= Work to do =
Filter the records below down to lines containing "name".

*** Provided records

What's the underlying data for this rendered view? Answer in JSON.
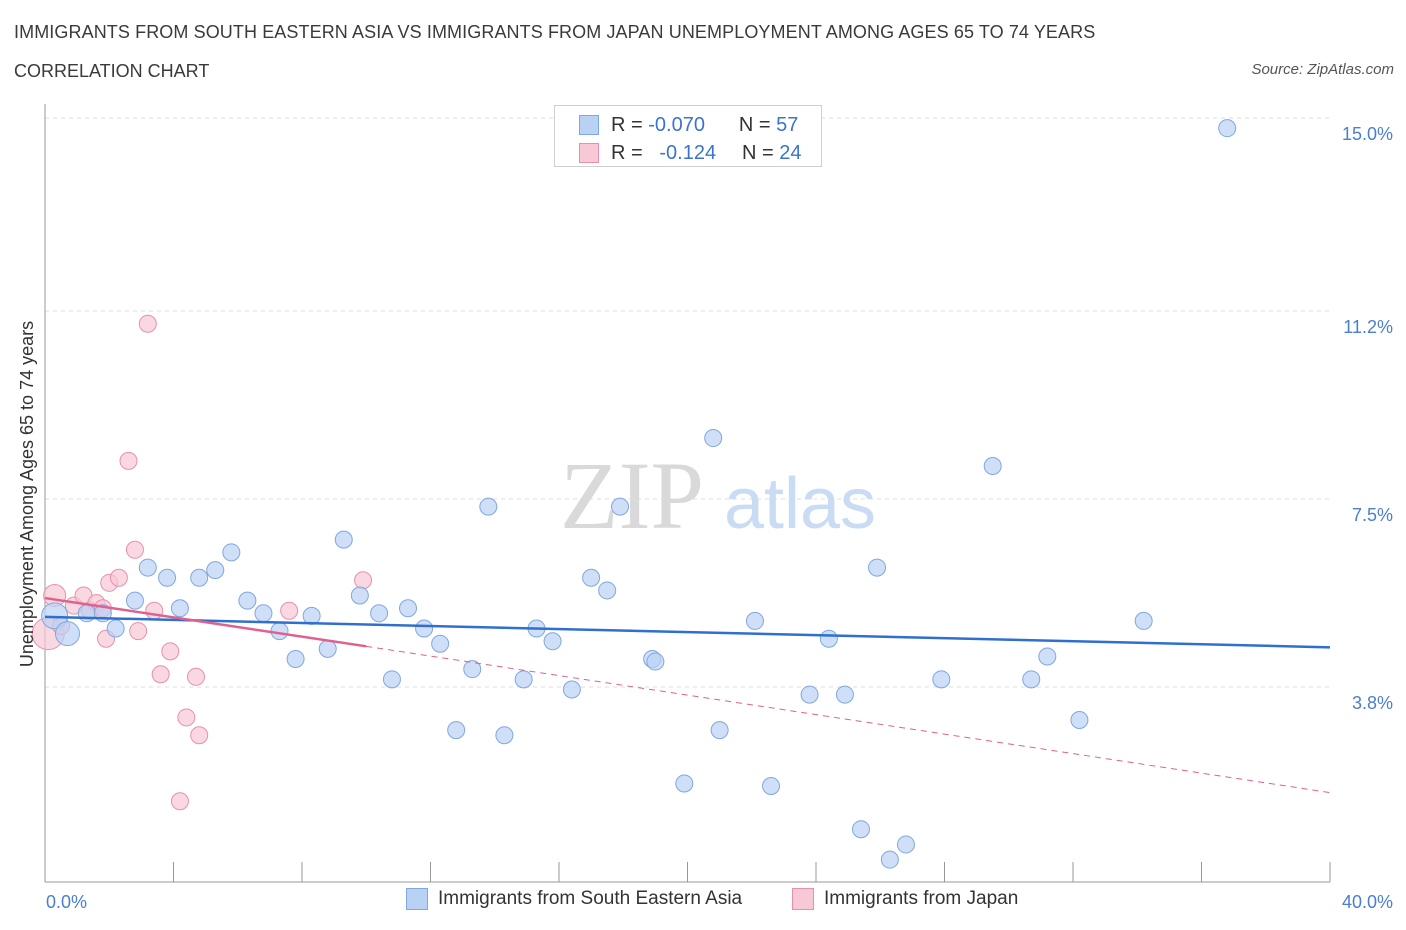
{
  "header": {
    "title": "IMMIGRANTS FROM SOUTH EASTERN ASIA VS IMMIGRANTS FROM JAPAN UNEMPLOYMENT AMONG AGES 65 TO 74 YEARS",
    "subtitle": "CORRELATION CHART",
    "source": "Source: ZipAtlas.com"
  },
  "legend": {
    "r_label": "R =",
    "n_label": "N =",
    "series1": {
      "r": "-0.070",
      "n": "57"
    },
    "series2": {
      "r": "-0.124",
      "n": "24"
    }
  },
  "watermark": {
    "zip": "ZIP",
    "atlas": "atlas"
  },
  "colors": {
    "blue_fill": "#b9d1f3",
    "blue_stroke": "#7fa8e0",
    "blue_line": "#2f6fce",
    "pink_fill": "#f8c8d6",
    "pink_stroke": "#e890ab",
    "pink_line": "#e0608e",
    "tick_text": "#4a7fd0",
    "grid": "#dcdcdc"
  },
  "chart_data": {
    "type": "scatter",
    "xlabel": "",
    "ylabel": "Unemployment Among Ages 65 to 74 years",
    "xlim": [
      0,
      40
    ],
    "ylim": [
      0,
      15
    ],
    "x_tick_labels": [
      "0.0%",
      "40.0%"
    ],
    "y_ticks": [
      3.8,
      7.5,
      11.2,
      15.0
    ],
    "y_tick_labels": [
      "3.8%",
      "7.5%",
      "11.2%",
      "15.0%"
    ],
    "grid": true,
    "legend_position": "bottom-center",
    "series": [
      {
        "name": "Immigrants from South Eastern Asia",
        "color": "#b9d1f3",
        "points": [
          [
            0.3,
            5.2
          ],
          [
            0.7,
            4.85
          ],
          [
            1.3,
            5.25
          ],
          [
            1.8,
            5.25
          ],
          [
            2.2,
            4.95
          ],
          [
            2.8,
            5.5
          ],
          [
            3.2,
            6.15
          ],
          [
            3.8,
            5.95
          ],
          [
            4.2,
            5.35
          ],
          [
            4.8,
            5.95
          ],
          [
            5.3,
            6.1
          ],
          [
            5.8,
            6.45
          ],
          [
            6.3,
            5.5
          ],
          [
            6.8,
            5.25
          ],
          [
            7.3,
            4.9
          ],
          [
            7.8,
            4.35
          ],
          [
            8.3,
            5.2
          ],
          [
            8.8,
            4.55
          ],
          [
            9.3,
            6.7
          ],
          [
            9.8,
            5.6
          ],
          [
            10.4,
            5.25
          ],
          [
            10.8,
            3.95
          ],
          [
            11.3,
            5.35
          ],
          [
            11.8,
            4.95
          ],
          [
            12.3,
            4.65
          ],
          [
            12.8,
            2.95
          ],
          [
            13.3,
            4.15
          ],
          [
            13.8,
            7.35
          ],
          [
            14.3,
            2.85
          ],
          [
            14.9,
            3.95
          ],
          [
            15.3,
            4.95
          ],
          [
            15.8,
            4.7
          ],
          [
            16.4,
            3.75
          ],
          [
            17.0,
            5.95
          ],
          [
            17.5,
            5.7
          ],
          [
            17.9,
            7.35
          ],
          [
            18.9,
            4.35
          ],
          [
            19.0,
            4.3
          ],
          [
            19.9,
            1.9
          ],
          [
            20.8,
            8.7
          ],
          [
            21.0,
            2.95
          ],
          [
            22.1,
            5.1
          ],
          [
            22.6,
            1.85
          ],
          [
            23.8,
            3.65
          ],
          [
            24.4,
            4.75
          ],
          [
            24.9,
            3.65
          ],
          [
            25.4,
            1.0
          ],
          [
            25.9,
            6.15
          ],
          [
            26.3,
            0.4
          ],
          [
            26.8,
            0.7
          ],
          [
            27.9,
            3.95
          ],
          [
            29.5,
            8.15
          ],
          [
            30.7,
            3.95
          ],
          [
            31.2,
            4.4
          ],
          [
            32.2,
            3.15
          ],
          [
            34.2,
            5.1
          ],
          [
            36.8,
            14.8
          ]
        ]
      },
      {
        "name": "Immigrants from Japan",
        "color": "#f8c8d6",
        "points": [
          [
            0.1,
            4.85
          ],
          [
            0.3,
            5.6
          ],
          [
            0.5,
            5.0
          ],
          [
            0.9,
            5.4
          ],
          [
            1.2,
            5.6
          ],
          [
            1.4,
            5.3
          ],
          [
            1.6,
            5.45
          ],
          [
            1.8,
            5.35
          ],
          [
            1.9,
            4.75
          ],
          [
            2.0,
            5.85
          ],
          [
            2.3,
            5.95
          ],
          [
            2.6,
            8.25
          ],
          [
            2.8,
            6.5
          ],
          [
            2.9,
            4.9
          ],
          [
            3.2,
            10.95
          ],
          [
            3.4,
            5.3
          ],
          [
            3.6,
            4.05
          ],
          [
            3.9,
            4.5
          ],
          [
            4.2,
            1.55
          ],
          [
            4.4,
            3.2
          ],
          [
            4.7,
            4.0
          ],
          [
            4.8,
            2.85
          ],
          [
            7.6,
            5.3
          ],
          [
            9.9,
            5.9
          ]
        ]
      }
    ],
    "trend_lines": [
      {
        "series": "Immigrants from South Eastern Asia",
        "x": [
          0,
          40
        ],
        "y": [
          5.18,
          4.58
        ],
        "style": "solid"
      },
      {
        "series": "Immigrants from Japan",
        "x": [
          0,
          10
        ],
        "y": [
          5.55,
          4.6
        ],
        "style": "solid"
      },
      {
        "series": "Immigrants from Japan",
        "x": [
          10,
          40
        ],
        "y": [
          4.6,
          1.72
        ],
        "style": "dashed"
      }
    ]
  }
}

******

= Final result =
        "name": "Immigrants from South Eastern Asia",
        "name": "Immigrants from Japan",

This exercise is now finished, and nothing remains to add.